━━━━━ Information supplied
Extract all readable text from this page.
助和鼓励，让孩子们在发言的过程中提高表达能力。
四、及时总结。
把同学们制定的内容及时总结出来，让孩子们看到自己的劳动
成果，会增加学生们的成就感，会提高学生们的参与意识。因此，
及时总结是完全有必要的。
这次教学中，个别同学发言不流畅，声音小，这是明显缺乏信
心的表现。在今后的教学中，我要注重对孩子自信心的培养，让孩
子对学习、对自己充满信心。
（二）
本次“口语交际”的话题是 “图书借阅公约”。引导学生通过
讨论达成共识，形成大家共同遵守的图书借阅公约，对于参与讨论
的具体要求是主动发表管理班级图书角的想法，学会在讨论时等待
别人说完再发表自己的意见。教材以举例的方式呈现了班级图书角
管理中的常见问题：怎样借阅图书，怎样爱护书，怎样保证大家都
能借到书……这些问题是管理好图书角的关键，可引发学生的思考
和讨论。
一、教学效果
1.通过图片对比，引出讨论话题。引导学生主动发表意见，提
━━━━━━━━━━
What you have to do
Type out the material again exactly as presented.

Output below
Extract all readable text from this page.
助和鼓励，让孩子们在发言的过程中提高表达能力。
四、及时总结。
把同学们制定的内容及时总结出来，让孩子们看到自己的劳动
成果，会增加学生们的成就感，会提高学生们的参与意识。因此，
及时总结是完全有必要的。
这次教学中，个别同学发言不流畅，声音小，这是明显缺乏信
心的表现。在今后的教学中，我要注重对孩子自信心的培养，让孩
子对学习、对自己充满信心。
（二）
本次“口语交际”的话题是 “图书借阅公约”。引导学生通过
讨论达成共识，形成大家共同遵守的图书借阅公约，对于参与讨论
的具体要求是主动发表管理班级图书角的想法，学会在讨论时等待
别人说完再发表自己的意见。教材以举例的方式呈现了班级图书角
管理中的常见问题：怎样借阅图书，怎样爱护书，怎样保证大家都
能借到书……这些问题是管理好图书角的关键，可引发学生的思考
和讨论。
一、教学效果
1.通过图片对比，引出讨论话题。引导学生主动发表意见，提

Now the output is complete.